■ **Direction**
Copy out every record precisely.

■ **Material for the task**
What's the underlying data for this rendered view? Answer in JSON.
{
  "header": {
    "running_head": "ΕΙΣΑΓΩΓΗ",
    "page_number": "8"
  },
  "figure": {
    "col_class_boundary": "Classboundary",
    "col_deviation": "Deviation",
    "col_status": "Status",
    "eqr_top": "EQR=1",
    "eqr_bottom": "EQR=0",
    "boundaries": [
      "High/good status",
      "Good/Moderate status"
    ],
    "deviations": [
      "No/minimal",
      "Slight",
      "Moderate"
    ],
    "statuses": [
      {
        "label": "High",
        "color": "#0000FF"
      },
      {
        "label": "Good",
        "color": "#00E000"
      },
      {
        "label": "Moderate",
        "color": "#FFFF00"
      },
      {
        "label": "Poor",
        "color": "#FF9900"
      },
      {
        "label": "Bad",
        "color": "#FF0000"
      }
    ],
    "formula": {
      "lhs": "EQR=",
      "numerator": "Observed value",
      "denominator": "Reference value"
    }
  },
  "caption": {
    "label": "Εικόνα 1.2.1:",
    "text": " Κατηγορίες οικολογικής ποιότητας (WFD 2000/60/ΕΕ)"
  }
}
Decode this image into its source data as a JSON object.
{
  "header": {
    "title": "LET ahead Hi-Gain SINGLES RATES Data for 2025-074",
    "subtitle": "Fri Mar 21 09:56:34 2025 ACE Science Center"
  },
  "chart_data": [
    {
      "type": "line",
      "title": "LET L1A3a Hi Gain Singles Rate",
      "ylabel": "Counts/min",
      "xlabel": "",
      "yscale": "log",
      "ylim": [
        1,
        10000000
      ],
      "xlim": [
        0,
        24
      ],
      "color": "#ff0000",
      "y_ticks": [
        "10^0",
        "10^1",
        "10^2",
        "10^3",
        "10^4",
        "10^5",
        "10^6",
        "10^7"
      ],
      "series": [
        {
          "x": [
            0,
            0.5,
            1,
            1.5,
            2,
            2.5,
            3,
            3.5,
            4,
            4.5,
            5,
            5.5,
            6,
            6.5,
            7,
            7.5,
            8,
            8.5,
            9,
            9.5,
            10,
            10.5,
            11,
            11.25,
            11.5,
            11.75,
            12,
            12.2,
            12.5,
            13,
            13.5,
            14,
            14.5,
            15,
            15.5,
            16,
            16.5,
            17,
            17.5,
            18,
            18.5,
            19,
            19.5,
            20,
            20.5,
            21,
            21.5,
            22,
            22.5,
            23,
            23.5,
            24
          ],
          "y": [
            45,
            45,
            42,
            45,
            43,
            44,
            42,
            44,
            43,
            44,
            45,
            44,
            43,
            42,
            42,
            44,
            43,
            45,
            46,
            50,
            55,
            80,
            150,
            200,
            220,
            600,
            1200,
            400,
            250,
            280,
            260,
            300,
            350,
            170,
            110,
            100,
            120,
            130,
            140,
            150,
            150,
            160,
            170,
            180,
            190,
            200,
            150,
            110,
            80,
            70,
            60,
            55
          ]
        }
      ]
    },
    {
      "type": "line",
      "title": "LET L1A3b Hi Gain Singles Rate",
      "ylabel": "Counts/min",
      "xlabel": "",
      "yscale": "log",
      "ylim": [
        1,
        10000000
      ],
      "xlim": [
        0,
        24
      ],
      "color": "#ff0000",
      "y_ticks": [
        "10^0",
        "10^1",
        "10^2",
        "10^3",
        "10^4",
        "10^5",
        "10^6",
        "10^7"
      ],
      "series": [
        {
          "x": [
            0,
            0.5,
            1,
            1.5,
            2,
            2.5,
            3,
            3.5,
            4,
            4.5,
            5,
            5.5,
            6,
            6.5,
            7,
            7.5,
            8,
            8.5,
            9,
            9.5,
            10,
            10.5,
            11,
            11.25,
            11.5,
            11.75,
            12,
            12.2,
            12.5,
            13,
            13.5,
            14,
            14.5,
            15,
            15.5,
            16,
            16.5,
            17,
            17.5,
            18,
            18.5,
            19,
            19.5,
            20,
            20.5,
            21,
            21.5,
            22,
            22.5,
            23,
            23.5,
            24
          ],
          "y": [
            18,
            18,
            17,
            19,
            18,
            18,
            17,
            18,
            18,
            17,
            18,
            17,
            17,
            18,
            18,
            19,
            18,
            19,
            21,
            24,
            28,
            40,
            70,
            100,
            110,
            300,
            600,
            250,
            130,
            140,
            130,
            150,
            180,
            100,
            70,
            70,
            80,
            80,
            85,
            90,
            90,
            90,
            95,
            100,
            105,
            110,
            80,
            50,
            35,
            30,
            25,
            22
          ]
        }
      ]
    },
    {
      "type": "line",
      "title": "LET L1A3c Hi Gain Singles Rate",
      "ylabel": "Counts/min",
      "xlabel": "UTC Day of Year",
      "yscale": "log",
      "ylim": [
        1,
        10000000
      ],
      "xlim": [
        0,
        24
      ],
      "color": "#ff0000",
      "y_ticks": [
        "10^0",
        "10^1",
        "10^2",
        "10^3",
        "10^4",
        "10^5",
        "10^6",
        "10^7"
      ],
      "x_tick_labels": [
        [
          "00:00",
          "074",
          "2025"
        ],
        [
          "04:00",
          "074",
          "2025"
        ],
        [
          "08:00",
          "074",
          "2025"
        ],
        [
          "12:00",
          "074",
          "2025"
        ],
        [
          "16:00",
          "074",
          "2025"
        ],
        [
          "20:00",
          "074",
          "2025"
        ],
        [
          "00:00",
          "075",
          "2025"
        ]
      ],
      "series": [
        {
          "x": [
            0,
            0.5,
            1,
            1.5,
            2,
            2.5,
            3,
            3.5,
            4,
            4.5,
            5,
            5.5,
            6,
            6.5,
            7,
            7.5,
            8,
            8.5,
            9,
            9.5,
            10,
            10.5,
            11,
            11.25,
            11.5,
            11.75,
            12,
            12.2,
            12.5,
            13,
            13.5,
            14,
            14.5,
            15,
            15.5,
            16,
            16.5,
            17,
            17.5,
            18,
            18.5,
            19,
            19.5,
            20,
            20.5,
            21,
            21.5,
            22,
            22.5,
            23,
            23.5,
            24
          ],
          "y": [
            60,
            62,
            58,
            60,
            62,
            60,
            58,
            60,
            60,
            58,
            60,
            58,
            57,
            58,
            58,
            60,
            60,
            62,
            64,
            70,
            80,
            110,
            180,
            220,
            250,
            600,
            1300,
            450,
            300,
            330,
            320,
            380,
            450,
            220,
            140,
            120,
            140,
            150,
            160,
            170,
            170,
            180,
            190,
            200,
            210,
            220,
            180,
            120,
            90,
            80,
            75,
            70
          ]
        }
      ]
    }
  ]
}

■ **Correct output**
What's the underlying data for this rendered view? Answer in JSON.
{
  "header": {
    "running_head": "ΕΙΣΑΓΩΓΗ",
    "page_number": "8"
  },
  "figure": {
    "col_class_boundary": "Classboundary",
    "col_deviation": "Deviation",
    "col_status": "Status",
    "eqr_top": "EQR=1",
    "eqr_bottom": "EQR=0",
    "boundaries": [
      "High/good status",
      "Good/Moderate status"
    ],
    "deviations": [
      "No/minimal",
      "Slight",
      "Moderate"
    ],
    "statuses": [
      {
        "label": "High",
        "color": "#0000FF"
      },
      {
        "label": "Good",
        "color": "#00E000"
      },
      {
        "label": "Moderate",
        "color": "#FFFF00"
      },
      {
        "label": "Poor",
        "color": "#FF9900"
      },
      {
        "label": "Bad",
        "color": "#FF0000"
      }
    ],
    "formula": {
      "lhs": "EQR=",
      "numerator": "Observed value",
      "denominator": "Reference value"
    }
  },
  "caption": {
    "label": "Εικόνα 1.2.1:",
    "text": " Κατηγορίες οικολογικής ποιότητας (WFD 2000/60/ΕΕ)"
  }
}
Decode this image into its source data as a JSON object.
{
  "header": {
    "title": "LET ahead Hi-Gain SINGLES RATES Data for 2025-074",
    "subtitle": "Fri Mar 21 09:56:34 2025 ACE Science Center"
  },
  "chart_data": [
    {
      "type": "line",
      "title": "LET L1A3a Hi Gain Singles Rate",
      "ylabel": "Counts/min",
      "xlabel": "",
      "yscale": "log",
      "ylim": [
        1,
        10000000
      ],
      "xlim": [
        0,
        24
      ],
      "color": "#ff0000",
      "y_ticks": [
        "10^0",
        "10^1",
        "10^2",
        "10^3",
        "10^4",
        "10^5",
        "10^6",
        "10^7"
      ],
      "series": [
        {
          "x": [
            0,
            0.5,
            1,
            1.5,
            2,
            2.5,
            3,
            3.5,
            4,
            4.5,
            5,
            5.5,
            6,
            6.5,
            7,
            7.5,
            8,
            8.5,
            9,
            9.5,
            10,
            10.5,
            11,
            11.25,
            11.5,
            11.75,
            12,
            12.2,
            12.5,
            13,
            13.5,
            14,
            14.5,
            15,
            15.5,
            16,
            16.5,
            17,
            17.5,
            18,
            18.5,
            19,
            19.5,
            20,
            20.5,
            21,
            21.5,
            22,
            22.5,
            23,
            23.5,
            24
          ],
          "y": [
            45,
            45,
            42,
            45,
            43,
            44,
            42,
            44,
            43,
            44,
            45,
            44,
            43,
            42,
            42,
            44,
            43,
            45,
            46,
            50,
            55,
            80,
            150,
            200,
            220,
            600,
            1200,
            400,
            250,
            280,
            260,
            300,
            350,
            170,
            110,
            100,
            120,
            130,
            140,
            150,
            150,
            160,
            170,
            180,
            190,
            200,
            150,
            110,
            80,
            70,
            60,
            55
          ]
        }
      ]
    },
    {
      "type": "line",
      "title": "LET L1A3b Hi Gain Singles Rate",
      "ylabel": "Counts/min",
      "xlabel": "",
      "yscale": "log",
      "ylim": [
        1,
        10000000
      ],
      "xlim": [
        0,
        24
      ],
      "color": "#ff0000",
      "y_ticks": [
        "10^0",
        "10^1",
        "10^2",
        "10^3",
        "10^4",
        "10^5",
        "10^6",
        "10^7"
      ],
      "series": [
        {
          "x": [
            0,
            0.5,
            1,
            1.5,
            2,
            2.5,
            3,
            3.5,
            4,
            4.5,
            5,
            5.5,
            6,
            6.5,
            7,
            7.5,
            8,
            8.5,
            9,
            9.5,
            10,
            10.5,
            11,
            11.25,
            11.5,
            11.75,
            12,
            12.2,
            12.5,
            13,
            13.5,
            14,
            14.5,
            15,
            15.5,
            16,
            16.5,
            17,
            17.5,
            18,
            18.5,
            19,
            19.5,
            20,
            20.5,
            21,
            21.5,
            22,
            22.5,
            23,
            23.5,
            24
          ],
          "y": [
            18,
            18,
            17,
            19,
            18,
            18,
            17,
            18,
            18,
            17,
            18,
            17,
            17,
            18,
            18,
            19,
            18,
            19,
            21,
            24,
            28,
            40,
            70,
            100,
            110,
            300,
            600,
            250,
            130,
            140,
            130,
            150,
            180,
            100,
            70,
            70,
            80,
            80,
            85,
            90,
            90,
            90,
            95,
            100,
            105,
            110,
            80,
            50,
            35,
            30,
            25,
            22
          ]
        }
      ]
    },
    {
      "type": "line",
      "title": "LET L1A3c Hi Gain Singles Rate",
      "ylabel": "Counts/min",
      "xlabel": "UTC Day of Year",
      "yscale": "log",
      "ylim": [
        1,
        10000000
      ],
      "xlim": [
        0,
        24
      ],
      "color": "#ff0000",
      "y_ticks": [
        "10^0",
        "10^1",
        "10^2",
        "10^3",
        "10^4",
        "10^5",
        "10^6",
        "10^7"
      ],
      "x_tick_labels": [
        [
          "00:00",
          "074",
          "2025"
        ],
        [
          "04:00",
          "074",
          "2025"
        ],
        [
          "08:00",
          "074",
          "2025"
        ],
        [
          "12:00",
          "074",
          "2025"
        ],
        [
          "16:00",
          "074",
          "2025"
        ],
        [
          "20:00",
          "074",
          "2025"
        ],
        [
          "00:00",
          "075",
          "2025"
        ]
      ],
      "series": [
        {
          "x": [
            0,
            0.5,
            1,
            1.5,
            2,
            2.5,
            3,
            3.5,
            4,
            4.5,
            5,
            5.5,
            6,
            6.5,
            7,
            7.5,
            8,
            8.5,
            9,
            9.5,
            10,
            10.5,
            11,
            11.25,
            11.5,
            11.75,
            12,
            12.2,
            12.5,
            13,
            13.5,
            14,
            14.5,
            15,
            15.5,
            16,
            16.5,
            17,
            17.5,
            18,
            18.5,
            19,
            19.5,
            20,
            20.5,
            21,
            21.5,
            22,
            22.5,
            23,
            23.5,
            24
          ],
          "y": [
            60,
            62,
            58,
            60,
            62,
            60,
            58,
            60,
            60,
            58,
            60,
            58,
            57,
            58,
            58,
            60,
            60,
            62,
            64,
            70,
            80,
            110,
            180,
            220,
            250,
            600,
            1300,
            450,
            300,
            330,
            320,
            380,
            450,
            220,
            140,
            120,
            140,
            150,
            160,
            170,
            170,
            180,
            190,
            200,
            210,
            220,
            180,
            120,
            90,
            80,
            75,
            70
          ]
        }
      ]
    }
  ]
}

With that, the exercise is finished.